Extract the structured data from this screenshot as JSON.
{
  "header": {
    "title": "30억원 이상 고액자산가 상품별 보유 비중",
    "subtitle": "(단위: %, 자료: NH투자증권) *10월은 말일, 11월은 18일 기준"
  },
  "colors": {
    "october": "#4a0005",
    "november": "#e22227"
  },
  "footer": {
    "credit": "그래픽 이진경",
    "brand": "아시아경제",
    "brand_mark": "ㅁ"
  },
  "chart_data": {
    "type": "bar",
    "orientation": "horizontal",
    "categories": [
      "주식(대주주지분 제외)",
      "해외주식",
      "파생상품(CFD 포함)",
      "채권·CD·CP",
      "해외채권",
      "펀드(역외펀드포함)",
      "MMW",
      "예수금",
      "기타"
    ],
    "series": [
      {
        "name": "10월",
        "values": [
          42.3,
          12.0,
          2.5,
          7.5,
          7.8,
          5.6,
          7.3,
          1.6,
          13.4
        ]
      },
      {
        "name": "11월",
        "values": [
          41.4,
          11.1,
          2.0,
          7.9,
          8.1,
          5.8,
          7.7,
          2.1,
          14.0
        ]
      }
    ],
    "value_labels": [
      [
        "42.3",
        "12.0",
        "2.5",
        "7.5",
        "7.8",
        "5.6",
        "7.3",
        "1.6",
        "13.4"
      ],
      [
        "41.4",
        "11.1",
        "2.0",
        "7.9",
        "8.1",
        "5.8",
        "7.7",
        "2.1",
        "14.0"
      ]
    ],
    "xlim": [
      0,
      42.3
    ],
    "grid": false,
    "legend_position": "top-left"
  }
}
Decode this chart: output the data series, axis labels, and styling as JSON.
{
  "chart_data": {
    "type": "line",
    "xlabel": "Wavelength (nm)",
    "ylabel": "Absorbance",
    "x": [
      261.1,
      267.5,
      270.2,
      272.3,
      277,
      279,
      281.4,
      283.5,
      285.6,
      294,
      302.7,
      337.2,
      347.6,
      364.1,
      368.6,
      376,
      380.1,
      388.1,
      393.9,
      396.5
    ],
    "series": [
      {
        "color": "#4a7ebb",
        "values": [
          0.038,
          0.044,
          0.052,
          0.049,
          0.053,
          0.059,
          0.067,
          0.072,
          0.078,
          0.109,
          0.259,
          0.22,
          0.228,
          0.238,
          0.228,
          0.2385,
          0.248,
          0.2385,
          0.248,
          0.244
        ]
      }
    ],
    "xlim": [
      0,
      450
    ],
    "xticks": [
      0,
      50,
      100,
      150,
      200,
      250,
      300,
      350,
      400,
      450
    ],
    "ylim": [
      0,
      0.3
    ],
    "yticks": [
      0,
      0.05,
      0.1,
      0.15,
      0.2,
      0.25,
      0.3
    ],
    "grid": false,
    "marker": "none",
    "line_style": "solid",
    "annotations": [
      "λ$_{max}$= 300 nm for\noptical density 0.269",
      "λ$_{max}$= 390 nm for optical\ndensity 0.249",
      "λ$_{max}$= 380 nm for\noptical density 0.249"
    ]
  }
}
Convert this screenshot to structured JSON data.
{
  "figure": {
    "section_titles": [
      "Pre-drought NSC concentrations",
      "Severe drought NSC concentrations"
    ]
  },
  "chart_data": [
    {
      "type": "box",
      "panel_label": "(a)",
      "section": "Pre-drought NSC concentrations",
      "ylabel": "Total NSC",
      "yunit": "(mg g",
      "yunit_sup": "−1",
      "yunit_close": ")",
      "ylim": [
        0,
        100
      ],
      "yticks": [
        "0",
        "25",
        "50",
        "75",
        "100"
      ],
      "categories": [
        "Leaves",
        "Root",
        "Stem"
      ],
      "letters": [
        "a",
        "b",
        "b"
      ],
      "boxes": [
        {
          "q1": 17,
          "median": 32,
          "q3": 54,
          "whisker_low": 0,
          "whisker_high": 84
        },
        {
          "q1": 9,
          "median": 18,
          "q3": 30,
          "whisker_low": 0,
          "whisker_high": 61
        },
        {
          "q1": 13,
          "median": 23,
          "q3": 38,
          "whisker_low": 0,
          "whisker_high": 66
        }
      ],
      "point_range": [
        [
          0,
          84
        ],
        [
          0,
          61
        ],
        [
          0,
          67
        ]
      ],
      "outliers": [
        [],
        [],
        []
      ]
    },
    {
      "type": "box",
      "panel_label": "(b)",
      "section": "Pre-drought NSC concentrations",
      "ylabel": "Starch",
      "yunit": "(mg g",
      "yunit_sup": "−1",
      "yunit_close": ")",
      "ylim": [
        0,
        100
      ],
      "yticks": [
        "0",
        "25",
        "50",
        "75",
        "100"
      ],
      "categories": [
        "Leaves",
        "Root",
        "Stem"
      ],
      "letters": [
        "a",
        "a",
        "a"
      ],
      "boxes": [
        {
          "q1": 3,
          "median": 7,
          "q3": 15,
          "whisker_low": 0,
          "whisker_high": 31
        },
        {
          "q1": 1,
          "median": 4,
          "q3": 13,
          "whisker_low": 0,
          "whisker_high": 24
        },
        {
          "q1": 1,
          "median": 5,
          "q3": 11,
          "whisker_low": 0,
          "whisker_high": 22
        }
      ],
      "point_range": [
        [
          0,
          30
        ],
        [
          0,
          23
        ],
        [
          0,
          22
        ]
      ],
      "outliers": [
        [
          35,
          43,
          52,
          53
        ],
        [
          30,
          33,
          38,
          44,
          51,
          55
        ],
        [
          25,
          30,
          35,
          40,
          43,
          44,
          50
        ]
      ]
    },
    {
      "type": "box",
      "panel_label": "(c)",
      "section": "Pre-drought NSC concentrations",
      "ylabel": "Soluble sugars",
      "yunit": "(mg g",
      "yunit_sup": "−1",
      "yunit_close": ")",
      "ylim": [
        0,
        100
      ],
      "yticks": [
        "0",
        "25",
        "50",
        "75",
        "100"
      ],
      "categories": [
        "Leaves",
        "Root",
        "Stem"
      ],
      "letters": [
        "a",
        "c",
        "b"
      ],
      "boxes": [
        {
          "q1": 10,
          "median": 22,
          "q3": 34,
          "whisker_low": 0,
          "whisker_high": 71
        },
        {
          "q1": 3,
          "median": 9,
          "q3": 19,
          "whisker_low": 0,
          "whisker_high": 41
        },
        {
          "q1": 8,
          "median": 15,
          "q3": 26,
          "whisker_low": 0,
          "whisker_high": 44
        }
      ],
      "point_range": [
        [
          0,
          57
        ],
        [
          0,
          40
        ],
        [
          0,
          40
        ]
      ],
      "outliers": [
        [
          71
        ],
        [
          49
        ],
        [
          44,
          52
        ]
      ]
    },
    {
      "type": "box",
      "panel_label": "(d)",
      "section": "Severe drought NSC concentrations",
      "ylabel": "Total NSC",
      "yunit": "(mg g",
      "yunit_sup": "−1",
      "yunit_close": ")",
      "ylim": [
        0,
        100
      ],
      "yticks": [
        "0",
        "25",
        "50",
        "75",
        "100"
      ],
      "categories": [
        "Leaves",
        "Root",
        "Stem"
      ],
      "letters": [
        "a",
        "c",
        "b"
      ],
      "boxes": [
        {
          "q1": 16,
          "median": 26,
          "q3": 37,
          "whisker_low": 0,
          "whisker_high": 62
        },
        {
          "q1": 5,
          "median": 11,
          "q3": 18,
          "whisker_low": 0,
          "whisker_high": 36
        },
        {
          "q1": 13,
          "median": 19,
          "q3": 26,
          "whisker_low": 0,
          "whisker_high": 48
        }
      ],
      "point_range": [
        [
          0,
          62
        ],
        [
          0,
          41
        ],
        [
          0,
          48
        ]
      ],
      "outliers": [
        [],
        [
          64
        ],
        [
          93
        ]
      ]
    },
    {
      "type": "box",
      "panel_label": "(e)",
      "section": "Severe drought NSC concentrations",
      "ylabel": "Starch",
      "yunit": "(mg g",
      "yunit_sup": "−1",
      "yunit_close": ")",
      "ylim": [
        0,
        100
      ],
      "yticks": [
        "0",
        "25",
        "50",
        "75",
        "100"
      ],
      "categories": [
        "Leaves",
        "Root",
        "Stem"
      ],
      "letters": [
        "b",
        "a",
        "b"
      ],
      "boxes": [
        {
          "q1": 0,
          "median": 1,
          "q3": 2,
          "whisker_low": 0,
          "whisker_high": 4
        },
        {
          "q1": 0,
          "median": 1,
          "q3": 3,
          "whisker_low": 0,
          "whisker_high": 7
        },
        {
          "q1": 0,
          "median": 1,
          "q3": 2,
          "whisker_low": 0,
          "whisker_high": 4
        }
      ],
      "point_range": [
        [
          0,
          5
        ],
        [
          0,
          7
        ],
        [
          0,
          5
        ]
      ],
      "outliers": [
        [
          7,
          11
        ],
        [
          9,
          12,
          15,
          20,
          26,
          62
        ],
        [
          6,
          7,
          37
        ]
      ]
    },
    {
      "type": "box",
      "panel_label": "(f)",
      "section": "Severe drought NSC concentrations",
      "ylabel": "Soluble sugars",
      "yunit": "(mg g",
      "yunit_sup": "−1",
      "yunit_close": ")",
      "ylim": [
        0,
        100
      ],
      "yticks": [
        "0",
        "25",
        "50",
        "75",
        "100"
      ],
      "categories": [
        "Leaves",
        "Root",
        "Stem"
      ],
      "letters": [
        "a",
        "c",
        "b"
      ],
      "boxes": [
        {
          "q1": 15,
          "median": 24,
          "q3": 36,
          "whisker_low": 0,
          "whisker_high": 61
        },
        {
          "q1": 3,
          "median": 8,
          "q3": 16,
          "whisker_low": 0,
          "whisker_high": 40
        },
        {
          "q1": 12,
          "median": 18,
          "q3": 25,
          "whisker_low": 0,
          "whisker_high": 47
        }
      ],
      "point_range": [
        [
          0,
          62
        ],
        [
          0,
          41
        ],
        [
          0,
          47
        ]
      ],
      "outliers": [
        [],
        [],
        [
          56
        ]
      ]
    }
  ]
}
***
Written request - Find the string "this" in the entries above and return each line that holds it.

Solution below -
Extract the structured data from this screenshot as JSON.
Decode this chart: output the data series, axis labels, and styling as JSON.
Convert this screenshot to structured JSON data.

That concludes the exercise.